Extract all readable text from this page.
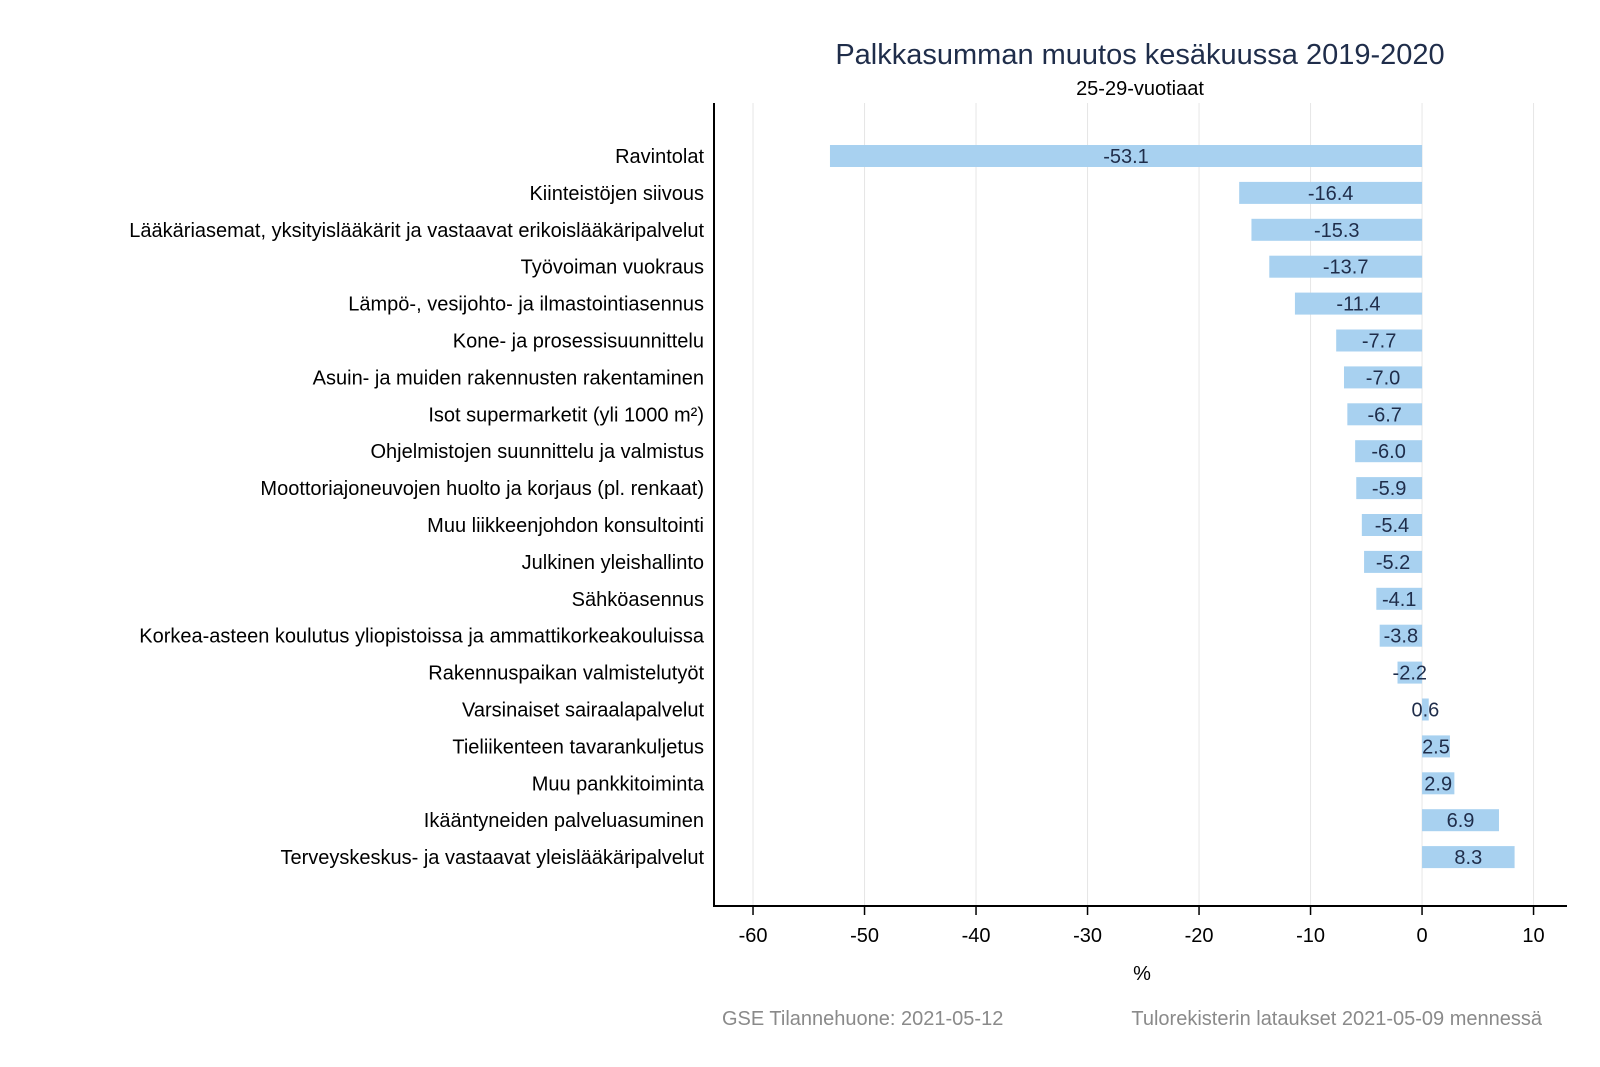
Palkkasumman muutos kesäkuussa 2019-2020
25-29-vuotiaat
-53.1
-16.4
-15.3
-13.7
-11.4
-7.7
-7.0
-6.7
-6.0
-5.9
-5.4
-5.2
-4.1
-3.8
-2.2
0.6
2.5
2.9
6.9
8.3
Ravintolat
Kiinteistöjen siivous
Lääkäriasemat, yksityislääkärit ja vastaavat erikoislääkäripalvelut
Työvoiman vuokraus
Lämpö-, vesijohto- ja ilmastointiasennus
Kone- ja prosessisuunnittelu
Asuin- ja muiden rakennusten rakentaminen
Isot supermarketit (yli 1000 m²)
Ohjelmistojen suunnittelu ja valmistus
Moottoriajoneuvojen huolto ja korjaus (pl. renkaat)
Muu liikkeenjohdon konsultointi
Julkinen yleishallinto
Sähköasennus
Korkea-asteen koulutus yliopistoissa ja ammattikorkeakouluissa
Rakennuspaikan valmistelutyöt
Varsinaiset sairaalapalvelut
Tieliikenteen tavarankuljetus
Muu pankkitoiminta
Ikääntyneiden palveluasuminen
Terveyskeskus- ja vastaavat yleislääkäripalvelut
-60	-50	-40	-30	-20	-10	0	10
%
GSE Tilannehuone: 2021-05-12	Tulorekisterin lataukset 2021-05-09 mennessä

********

» **DIRECTIONS FOR THIS TASK**
Check each line of the entries above, and show every one holding the word "vastaavat".

» **CORRECT RESULT**
Lääkäriasemat, yksityislääkärit ja vastaavat erikoislääkäripalvelut
Terveyskeskus- ja vastaavat yleislääkäripalvelut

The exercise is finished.